Items listed in a dataset:
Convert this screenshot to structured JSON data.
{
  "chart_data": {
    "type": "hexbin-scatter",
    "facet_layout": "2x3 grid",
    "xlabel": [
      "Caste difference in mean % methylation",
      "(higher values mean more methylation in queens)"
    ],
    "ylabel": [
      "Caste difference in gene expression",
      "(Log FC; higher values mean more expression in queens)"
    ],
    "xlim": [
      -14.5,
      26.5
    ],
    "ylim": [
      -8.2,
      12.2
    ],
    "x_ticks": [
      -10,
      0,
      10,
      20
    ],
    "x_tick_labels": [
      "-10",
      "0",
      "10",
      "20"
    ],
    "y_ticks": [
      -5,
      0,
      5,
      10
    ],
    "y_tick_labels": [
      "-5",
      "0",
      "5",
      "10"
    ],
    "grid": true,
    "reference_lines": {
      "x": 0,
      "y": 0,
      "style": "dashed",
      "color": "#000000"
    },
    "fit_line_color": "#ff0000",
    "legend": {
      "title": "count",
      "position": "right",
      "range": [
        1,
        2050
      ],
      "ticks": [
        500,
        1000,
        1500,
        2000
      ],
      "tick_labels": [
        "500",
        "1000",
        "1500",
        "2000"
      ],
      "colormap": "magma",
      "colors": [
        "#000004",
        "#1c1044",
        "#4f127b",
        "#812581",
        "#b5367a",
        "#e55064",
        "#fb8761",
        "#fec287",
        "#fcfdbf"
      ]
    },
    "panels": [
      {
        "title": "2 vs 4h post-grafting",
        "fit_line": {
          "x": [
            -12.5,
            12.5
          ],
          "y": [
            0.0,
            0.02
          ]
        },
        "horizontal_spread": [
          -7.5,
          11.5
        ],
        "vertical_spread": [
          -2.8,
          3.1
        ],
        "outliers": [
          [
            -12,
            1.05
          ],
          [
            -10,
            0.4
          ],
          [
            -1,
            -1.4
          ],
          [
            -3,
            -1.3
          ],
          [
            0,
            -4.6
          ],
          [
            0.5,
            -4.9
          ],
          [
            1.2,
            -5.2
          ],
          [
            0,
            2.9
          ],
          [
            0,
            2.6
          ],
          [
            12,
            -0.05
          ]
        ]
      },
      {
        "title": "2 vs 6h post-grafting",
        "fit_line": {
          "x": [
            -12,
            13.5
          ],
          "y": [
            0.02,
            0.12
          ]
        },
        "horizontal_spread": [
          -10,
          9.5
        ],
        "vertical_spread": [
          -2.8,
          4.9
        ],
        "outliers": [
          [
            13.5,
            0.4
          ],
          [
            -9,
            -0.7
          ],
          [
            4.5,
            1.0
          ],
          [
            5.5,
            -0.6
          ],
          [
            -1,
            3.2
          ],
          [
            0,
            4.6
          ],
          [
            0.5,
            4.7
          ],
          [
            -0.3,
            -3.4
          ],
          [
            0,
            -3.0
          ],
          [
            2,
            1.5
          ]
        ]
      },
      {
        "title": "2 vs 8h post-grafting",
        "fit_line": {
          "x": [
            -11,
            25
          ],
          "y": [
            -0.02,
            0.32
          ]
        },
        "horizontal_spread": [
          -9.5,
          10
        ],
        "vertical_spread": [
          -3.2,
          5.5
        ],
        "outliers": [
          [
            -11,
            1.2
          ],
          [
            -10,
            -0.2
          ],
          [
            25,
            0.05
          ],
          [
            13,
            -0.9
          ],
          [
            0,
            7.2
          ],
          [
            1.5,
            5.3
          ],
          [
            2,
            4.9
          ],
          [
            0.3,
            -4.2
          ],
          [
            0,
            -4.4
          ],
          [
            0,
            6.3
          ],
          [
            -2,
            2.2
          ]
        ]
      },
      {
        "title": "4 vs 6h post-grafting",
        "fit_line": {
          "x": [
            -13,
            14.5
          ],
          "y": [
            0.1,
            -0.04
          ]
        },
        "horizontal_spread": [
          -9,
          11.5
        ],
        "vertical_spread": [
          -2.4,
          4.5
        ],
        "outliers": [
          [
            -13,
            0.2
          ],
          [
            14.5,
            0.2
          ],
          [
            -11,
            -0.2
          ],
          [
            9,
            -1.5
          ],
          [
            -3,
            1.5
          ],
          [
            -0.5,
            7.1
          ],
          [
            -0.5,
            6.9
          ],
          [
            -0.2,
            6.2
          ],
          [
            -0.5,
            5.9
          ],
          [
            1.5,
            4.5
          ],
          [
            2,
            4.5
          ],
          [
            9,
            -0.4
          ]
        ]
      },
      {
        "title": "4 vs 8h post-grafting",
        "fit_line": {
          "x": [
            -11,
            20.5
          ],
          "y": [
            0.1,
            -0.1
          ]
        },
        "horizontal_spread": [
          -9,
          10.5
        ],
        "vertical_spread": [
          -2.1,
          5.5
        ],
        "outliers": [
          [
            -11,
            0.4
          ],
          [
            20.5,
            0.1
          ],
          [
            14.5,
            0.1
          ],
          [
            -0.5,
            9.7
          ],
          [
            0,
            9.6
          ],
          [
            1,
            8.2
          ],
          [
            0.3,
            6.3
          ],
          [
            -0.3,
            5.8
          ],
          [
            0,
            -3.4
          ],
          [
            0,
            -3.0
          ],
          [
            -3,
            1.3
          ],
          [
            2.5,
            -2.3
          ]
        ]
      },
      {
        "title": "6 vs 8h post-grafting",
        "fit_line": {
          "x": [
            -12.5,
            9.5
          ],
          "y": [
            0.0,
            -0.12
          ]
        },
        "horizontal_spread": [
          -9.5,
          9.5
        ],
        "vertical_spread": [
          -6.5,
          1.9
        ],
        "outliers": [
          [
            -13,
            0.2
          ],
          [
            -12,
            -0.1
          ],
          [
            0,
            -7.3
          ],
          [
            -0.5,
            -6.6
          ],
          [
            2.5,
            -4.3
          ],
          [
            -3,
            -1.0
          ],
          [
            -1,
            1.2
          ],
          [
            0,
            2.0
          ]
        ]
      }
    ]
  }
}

REQUIRED ACTION ->
Please find all lines of the entries that hold the string "more" and copy them.

SOLVED PROBLEM ->
      "(higher values mean more methylation in queens)"
      "(Log FC; higher values mean more expression in queens)"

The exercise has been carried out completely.